**DATASET CONTENT:**
:::

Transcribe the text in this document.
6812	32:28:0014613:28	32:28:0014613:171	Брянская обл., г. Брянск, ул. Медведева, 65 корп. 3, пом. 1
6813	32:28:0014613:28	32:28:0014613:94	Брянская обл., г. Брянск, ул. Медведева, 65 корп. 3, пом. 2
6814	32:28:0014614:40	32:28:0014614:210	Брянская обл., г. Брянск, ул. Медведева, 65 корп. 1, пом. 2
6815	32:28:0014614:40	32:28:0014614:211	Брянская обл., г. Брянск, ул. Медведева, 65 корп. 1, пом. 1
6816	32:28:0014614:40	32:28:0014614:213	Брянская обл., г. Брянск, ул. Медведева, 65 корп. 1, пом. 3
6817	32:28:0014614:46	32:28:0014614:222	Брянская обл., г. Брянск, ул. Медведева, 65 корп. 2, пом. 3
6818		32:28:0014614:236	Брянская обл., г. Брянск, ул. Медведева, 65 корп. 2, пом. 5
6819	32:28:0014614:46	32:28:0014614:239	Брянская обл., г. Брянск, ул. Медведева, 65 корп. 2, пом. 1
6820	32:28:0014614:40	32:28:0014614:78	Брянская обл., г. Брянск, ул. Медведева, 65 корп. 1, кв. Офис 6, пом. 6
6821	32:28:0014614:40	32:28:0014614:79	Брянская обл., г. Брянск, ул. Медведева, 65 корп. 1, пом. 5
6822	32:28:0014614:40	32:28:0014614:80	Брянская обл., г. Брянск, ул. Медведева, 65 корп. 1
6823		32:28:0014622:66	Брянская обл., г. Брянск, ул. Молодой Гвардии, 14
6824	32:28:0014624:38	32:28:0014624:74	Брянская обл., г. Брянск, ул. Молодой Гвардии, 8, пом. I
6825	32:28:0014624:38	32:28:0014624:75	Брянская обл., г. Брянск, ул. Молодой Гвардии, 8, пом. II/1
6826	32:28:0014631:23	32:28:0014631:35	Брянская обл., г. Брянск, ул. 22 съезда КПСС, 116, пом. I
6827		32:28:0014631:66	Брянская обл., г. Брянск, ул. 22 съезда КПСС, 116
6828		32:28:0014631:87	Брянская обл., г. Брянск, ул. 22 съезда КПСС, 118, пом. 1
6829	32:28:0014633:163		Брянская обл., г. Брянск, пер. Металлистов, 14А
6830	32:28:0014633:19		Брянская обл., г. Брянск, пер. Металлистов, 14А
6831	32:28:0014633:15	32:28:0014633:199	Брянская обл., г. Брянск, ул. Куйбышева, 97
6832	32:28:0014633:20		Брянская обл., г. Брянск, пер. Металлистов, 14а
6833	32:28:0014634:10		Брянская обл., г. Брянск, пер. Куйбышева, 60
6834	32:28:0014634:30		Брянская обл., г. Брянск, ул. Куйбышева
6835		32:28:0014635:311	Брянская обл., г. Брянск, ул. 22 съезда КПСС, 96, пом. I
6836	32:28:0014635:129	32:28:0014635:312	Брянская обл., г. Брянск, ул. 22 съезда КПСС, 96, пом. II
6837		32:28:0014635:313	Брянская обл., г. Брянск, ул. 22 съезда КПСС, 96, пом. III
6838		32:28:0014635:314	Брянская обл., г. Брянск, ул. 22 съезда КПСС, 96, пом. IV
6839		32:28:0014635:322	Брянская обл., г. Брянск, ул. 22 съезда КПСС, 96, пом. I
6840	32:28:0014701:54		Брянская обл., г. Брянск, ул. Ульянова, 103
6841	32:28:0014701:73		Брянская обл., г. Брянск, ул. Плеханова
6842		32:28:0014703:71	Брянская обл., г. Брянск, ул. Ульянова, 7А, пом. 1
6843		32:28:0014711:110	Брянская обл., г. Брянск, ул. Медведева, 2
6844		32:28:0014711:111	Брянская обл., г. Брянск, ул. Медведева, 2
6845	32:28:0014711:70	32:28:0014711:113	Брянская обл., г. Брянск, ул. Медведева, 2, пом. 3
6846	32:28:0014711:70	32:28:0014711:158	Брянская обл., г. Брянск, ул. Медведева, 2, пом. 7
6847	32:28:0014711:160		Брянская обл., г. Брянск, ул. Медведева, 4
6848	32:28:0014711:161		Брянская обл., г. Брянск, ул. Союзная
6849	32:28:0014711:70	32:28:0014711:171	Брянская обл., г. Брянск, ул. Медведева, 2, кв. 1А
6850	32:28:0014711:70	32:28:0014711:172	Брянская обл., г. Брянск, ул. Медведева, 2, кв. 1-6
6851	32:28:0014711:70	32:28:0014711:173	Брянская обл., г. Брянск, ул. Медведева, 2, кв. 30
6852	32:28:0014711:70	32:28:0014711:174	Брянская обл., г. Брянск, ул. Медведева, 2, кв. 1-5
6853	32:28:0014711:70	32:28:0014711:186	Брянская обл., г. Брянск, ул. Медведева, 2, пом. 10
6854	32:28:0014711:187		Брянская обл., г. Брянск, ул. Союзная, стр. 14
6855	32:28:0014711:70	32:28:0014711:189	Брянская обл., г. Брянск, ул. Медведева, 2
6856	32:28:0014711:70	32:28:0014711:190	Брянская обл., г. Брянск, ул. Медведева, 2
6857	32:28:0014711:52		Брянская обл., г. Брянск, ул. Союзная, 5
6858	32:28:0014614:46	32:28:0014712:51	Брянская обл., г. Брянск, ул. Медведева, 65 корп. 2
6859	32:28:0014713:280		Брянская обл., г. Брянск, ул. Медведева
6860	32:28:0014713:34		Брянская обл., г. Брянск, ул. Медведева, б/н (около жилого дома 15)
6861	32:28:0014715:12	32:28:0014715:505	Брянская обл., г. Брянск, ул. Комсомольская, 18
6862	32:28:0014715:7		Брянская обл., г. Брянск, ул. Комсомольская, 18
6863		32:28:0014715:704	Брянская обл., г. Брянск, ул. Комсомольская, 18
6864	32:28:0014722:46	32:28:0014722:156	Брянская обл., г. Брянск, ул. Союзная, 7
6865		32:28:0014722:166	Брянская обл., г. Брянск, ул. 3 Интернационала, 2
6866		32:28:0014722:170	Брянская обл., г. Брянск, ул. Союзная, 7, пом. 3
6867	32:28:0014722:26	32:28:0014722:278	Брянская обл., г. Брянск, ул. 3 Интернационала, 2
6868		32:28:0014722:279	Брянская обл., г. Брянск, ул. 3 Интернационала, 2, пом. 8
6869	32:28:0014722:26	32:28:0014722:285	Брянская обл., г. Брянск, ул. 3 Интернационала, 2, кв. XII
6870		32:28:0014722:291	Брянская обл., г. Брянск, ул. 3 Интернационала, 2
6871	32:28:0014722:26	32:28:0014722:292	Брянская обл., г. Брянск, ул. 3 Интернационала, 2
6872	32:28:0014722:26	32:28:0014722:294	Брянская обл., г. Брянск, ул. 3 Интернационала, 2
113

:::

**DIRECTIONS FOR THIS TASK:**
Give solely the number of lines in the data that contain the string "Союзная".

**TASK ANSWER:**
5